THE PROBLEM: Copy each line of the records that contains the word "기준으로".

++++++++++

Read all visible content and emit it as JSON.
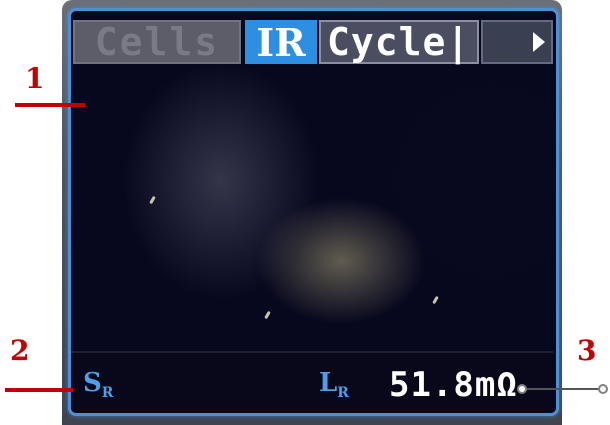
{
  "screen": {
    "tabs": [
      {
        "label": "Cells"
      },
      {
        "label": "IR"
      },
      {
        "label": "Cycle|"
      }
    ],
    "status": {
      "left_label_main": "S",
      "left_label_sub": "R",
      "right_label_main": "L",
      "right_label_sub": "R",
      "reading_value": "51.8mΩ"
    }
  },
  "annotations": {
    "marker_1": "1",
    "marker_2": "2",
    "marker_3": "3"
  },
  "colors": {
    "accent": "#2d8fe2",
    "label_blue": "#4f9fe6",
    "annotation_red": "#c40000"
  },
  "icons": {
    "tab_scroll": "chevron-right-icon"
  }
}
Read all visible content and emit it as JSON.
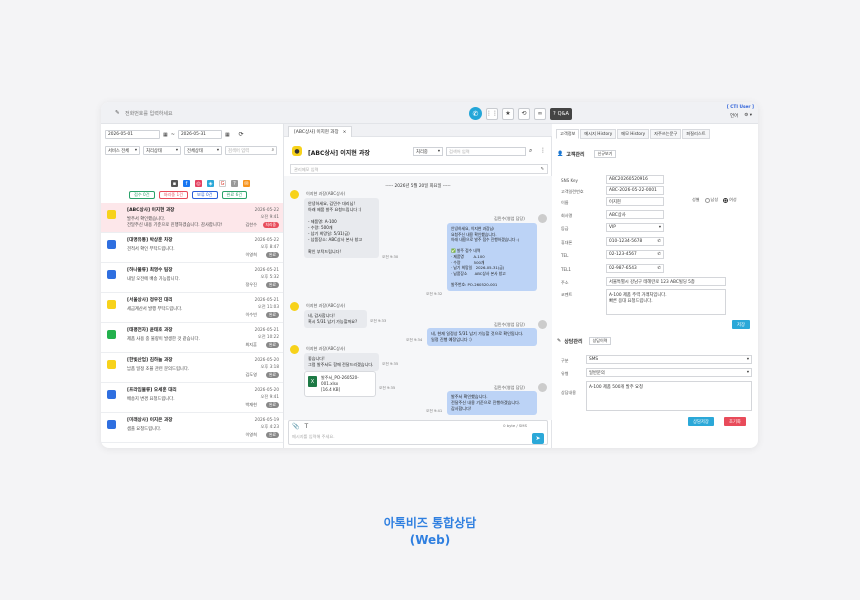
{
  "topbar": {
    "phone_placeholder": "전화번호를 입력하세요",
    "qa_label": "Q&A",
    "cti_user": "[ CTI User ]",
    "lang": "언어"
  },
  "filters": {
    "date_from": "2026-05-01",
    "date_to": "2026-05-31",
    "service": "서비스 전체",
    "status": "처리상태",
    "channel": "전체상태",
    "search_placeholder": "검색어 입력",
    "chips": [
      "접수 0건",
      "처리중 1건",
      "보류 0건",
      "완료 6건"
    ]
  },
  "conversations": [
    {
      "name": "[ABC상사] 이지현 과장",
      "msg": "발주서 확인했습니다.\n전달주신 내용 기준으로 진행하겠습니다. 감사합니다!",
      "date": "2026-05-22",
      "time": "오전 9:41",
      "agent": "김한수",
      "status": "처리중",
      "color": "#f7d21b"
    },
    {
      "name": "[대명유통] 박상훈 차장",
      "msg": "견적서 확인 부탁드립니다.",
      "date": "2026-05-22",
      "time": "오후 8:47",
      "agent": "이영희",
      "status": "완료",
      "color": "#2f6fe0"
    },
    {
      "name": "[하나물류] 최영수 팀장",
      "msg": "내일 오전에 배송 가능합니다.",
      "date": "2026-05-21",
      "time": "오후 5:32",
      "agent": "정우진",
      "status": "완료",
      "color": "#2f6fe0"
    },
    {
      "name": "[서울상사] 정우진 대리",
      "msg": "세금계산서 발행 부탁드립니다.",
      "date": "2026-05-21",
      "time": "오전 11:03",
      "agent": "이수빈",
      "status": "완료",
      "color": "#f7d21b"
    },
    {
      "name": "[태평전자] 윤태호 과장",
      "msg": "제품 사용 중 불량이 발생한 것 같습니다.",
      "date": "2026-05-21",
      "time": "오전 10:22",
      "agent": "최지훈",
      "status": "완료",
      "color": "#23b14d"
    },
    {
      "name": "[한빛산업] 김하늘 과장",
      "msg": "납품 일정 조율 관련 문의드립니다.",
      "date": "2026-05-20",
      "time": "오후 3:18",
      "agent": "김도영",
      "status": "완료",
      "color": "#f7d21b"
    },
    {
      "name": "[프라임물류] 오세훈 대리",
      "msg": "배송지 변경 요청드립니다.",
      "date": "2026-05-20",
      "time": "오전 9:41",
      "agent": "박재현",
      "status": "완료",
      "color": "#2f6fe0"
    },
    {
      "name": "[미래상사] 이지은 과장",
      "msg": "샘플 요청드립니다.",
      "date": "2026-05-19",
      "time": "오후 4:23",
      "agent": "이영희",
      "status": "완료",
      "color": "#2f6fe0"
    }
  ],
  "chat": {
    "tab_label": "[ABC상사] 이지현 과장",
    "title": "[ABC상사] 이지현 과장",
    "select_label": "처리중",
    "search_placeholder": "검색어 입력",
    "memo_placeholder": "관리메모 입력",
    "date_divider": "----- 2026년 5월 20일 화요일 -----",
    "messages": [
      {
        "dir": "in",
        "sender": "이지현 과장(ABC상사)",
        "text": "안녕하세요, 김민수 대리님!\n아래 제품 발주 요청드립니다 :)\n\n- 제품명: A-100\n- 수량: 500개\n- 납기 희망일: 5/31(금)\n- 납품장소: ABC상사 본사 창고\n\n확인 부탁드립니다!",
        "time": "오전 9:30"
      },
      {
        "dir": "out",
        "sender": "김민수(영업 담당)",
        "text": "안녕하세요, 이지현 과장님!\n요청주신 내용 확인했습니다.\n아래 내용으로 발주 접수 진행하겠습니다 :)\n\n✅ 발주 접수 내역\n· 제품명        A-100\n· 수량           500개\n· 납기 희망일   2026-05-31(금)\n· 납품장소      ABC상사 본사 창고\n\n발주번호: PO-260520-001",
        "time": "오전 9:32"
      },
      {
        "dir": "in",
        "sender": "이지현 과장(ABC상사)",
        "text": "네, 감사합니다!\n혹시 5/31 납기 가능할까요?",
        "time": "오전 9:33"
      },
      {
        "dir": "out",
        "sender": "김민수(영업 담당)",
        "text": "네, 현재 일정상 5/31 납기 가능할 것으로 확인됩니다.\n일정 진행 예정입니다 :)",
        "time": "오전 9:34"
      },
      {
        "dir": "in",
        "sender": "이지현 과장(ABC상사)",
        "text": "좋습니다!\n그럼 발주서도 함께 전달드리겠습니다.",
        "time": "오전 9:35"
      },
      {
        "dir": "file",
        "file_name": "발주서_PO-260520-001.xlsx",
        "file_size": "[16.4 KB]",
        "time": "오전 9:35"
      },
      {
        "dir": "out",
        "sender": "김민수(영업 담당)",
        "text": "발주서 확인했습니다.\n전달주신 내용 기준으로 진행하겠습니다.\n감사합니다!",
        "time": "오전 9:41"
      }
    ],
    "byte_count": "0 byte / SMS",
    "input_placeholder": "메시지를 입력해 주세요."
  },
  "customer": {
    "tabs": [
      "고객정보",
      "메시지 History",
      "메모 History",
      "자주쓰는문구",
      "퍼질리스트"
    ],
    "section_title": "고객관리",
    "new_btn": "신규보기",
    "fields": [
      {
        "label": "SNS Key",
        "value": "ABC20260520916"
      },
      {
        "label": "고객일련번호",
        "value": "ABC-2026-05-22-0001"
      },
      {
        "label": "이름",
        "value": "이지현"
      },
      {
        "label": "회사명",
        "value": "ABC상사"
      },
      {
        "label": "등급",
        "value": "VIP"
      },
      {
        "label": "휴대폰",
        "value": "010-1234-5678"
      },
      {
        "label": "TEL",
        "value": "02-123-4567"
      },
      {
        "label": "TEL1",
        "value": "02-987-6543"
      },
      {
        "label": "주소",
        "value": "서울특별시 강남구 테헤란로 123 ABC빌딩 5층"
      },
      {
        "label": "코멘트",
        "value": "A-100 제품 주력 거래처입니다.\n빠른 응대 요청드립니다."
      }
    ],
    "gender_label": "성별",
    "gender_male": "남성",
    "gender_female": "여성",
    "save_btn": "저장",
    "consult_title": "상담관리",
    "consult_history_btn": "상담이력",
    "consult_fields": [
      {
        "label": "구분",
        "value": "SMS"
      },
      {
        "label": "유형",
        "value": "일반문의"
      },
      {
        "label": "상담내용",
        "value": "A-100 제품 500개 발주 요청"
      }
    ],
    "consult_save_btn": "상담저장",
    "reset_btn": "초기화"
  },
  "caption": {
    "line1": "아톡비즈 통합상담",
    "line2": "(Web)"
  },
  "colors": {
    "accent": "#2ba8d8",
    "danger": "#e84b5a",
    "bubble_out": "#bcd3f6",
    "caption": "#2f7fe0"
  }
}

++++++++++

SOLUTION TO THE EXERCISE:
      "msg": "발주서 확인했습니다.\n전달주신 내용 기준으로 진행하겠습니다. 감사합니다!",
        "text": "발주서 확인했습니다.\n전달주신 내용 기준으로 진행하겠습니다.\n감사합니다!",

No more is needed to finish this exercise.